Exercise instructions: From the first line to the last, return the data exactly as written.

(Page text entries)

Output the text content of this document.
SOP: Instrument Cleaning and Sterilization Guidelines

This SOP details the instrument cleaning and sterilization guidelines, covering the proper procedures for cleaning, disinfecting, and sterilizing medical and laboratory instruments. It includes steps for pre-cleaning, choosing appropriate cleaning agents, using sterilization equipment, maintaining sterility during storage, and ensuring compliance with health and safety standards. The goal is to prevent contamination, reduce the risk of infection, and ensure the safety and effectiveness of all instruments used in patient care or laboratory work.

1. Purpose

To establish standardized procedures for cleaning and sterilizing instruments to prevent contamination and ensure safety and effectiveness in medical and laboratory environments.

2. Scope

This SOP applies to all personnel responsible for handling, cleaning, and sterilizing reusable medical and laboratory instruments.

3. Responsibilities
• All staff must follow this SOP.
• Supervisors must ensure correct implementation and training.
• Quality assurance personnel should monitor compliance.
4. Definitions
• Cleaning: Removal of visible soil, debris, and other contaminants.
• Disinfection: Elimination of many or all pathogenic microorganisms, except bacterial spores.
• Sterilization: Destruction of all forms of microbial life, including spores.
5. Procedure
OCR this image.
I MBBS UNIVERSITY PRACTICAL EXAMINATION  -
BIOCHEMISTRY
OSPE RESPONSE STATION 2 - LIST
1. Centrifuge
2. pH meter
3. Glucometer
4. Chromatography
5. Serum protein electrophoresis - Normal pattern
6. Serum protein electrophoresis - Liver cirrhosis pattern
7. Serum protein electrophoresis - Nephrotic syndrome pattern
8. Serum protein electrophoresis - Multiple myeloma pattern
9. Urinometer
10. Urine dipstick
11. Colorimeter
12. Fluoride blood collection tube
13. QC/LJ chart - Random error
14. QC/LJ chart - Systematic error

Solution to this exercise:
Output the text content of this document.
SOP: Instrument Cleaning and Sterilization Guidelines

This SOP details the instrument cleaning and sterilization guidelines, covering the proper procedures for cleaning, disinfecting, and sterilizing medical and laboratory instruments. It includes steps for pre-cleaning, choosing appropriate cleaning agents, using sterilization equipment, maintaining sterility during storage, and ensuring compliance with health and safety standards. The goal is to prevent contamination, reduce the risk of infection, and ensure the safety and effectiveness of all instruments used in patient care or laboratory work.

1. Purpose

To establish standardized procedures for cleaning and sterilizing instruments to prevent contamination and ensure safety and effectiveness in medical and laboratory environments.

2. Scope

This SOP applies to all personnel responsible for handling, cleaning, and sterilizing reusable medical and laboratory instruments.

3. Responsibilities
• All staff must follow this SOP.
• Supervisors must ensure correct implementation and training.
• Quality assurance personnel should monitor compliance.
4. Definitions
• Cleaning: Removal of visible soil, debris, and other contaminants.
• Disinfection: Elimination of many or all pathogenic microorganisms, except bacterial spores.
• Sterilization: Destruction of all forms of microbial life, including spores.
5. Procedure
OCR this image.
I MBBS UNIVERSITY PRACTICAL EXAMINATION  -
BIOCHEMISTRY
OSPE RESPONSE STATION 2 - LIST
1. Centrifuge
2. pH meter
3. Glucometer
4. Chromatography
5. Serum protein electrophoresis - Normal pattern
6. Serum protein electrophoresis - Liver cirrhosis pattern
7. Serum protein electrophoresis - Nephrotic syndrome pattern
8. Serum protein electrophoresis - Multiple myeloma pattern
9. Urinometer
10. Urine dipstick
11. Colorimeter
12. Fluoride blood collection tube
13. QC/LJ chart - Random error
14. QC/LJ chart - Systematic error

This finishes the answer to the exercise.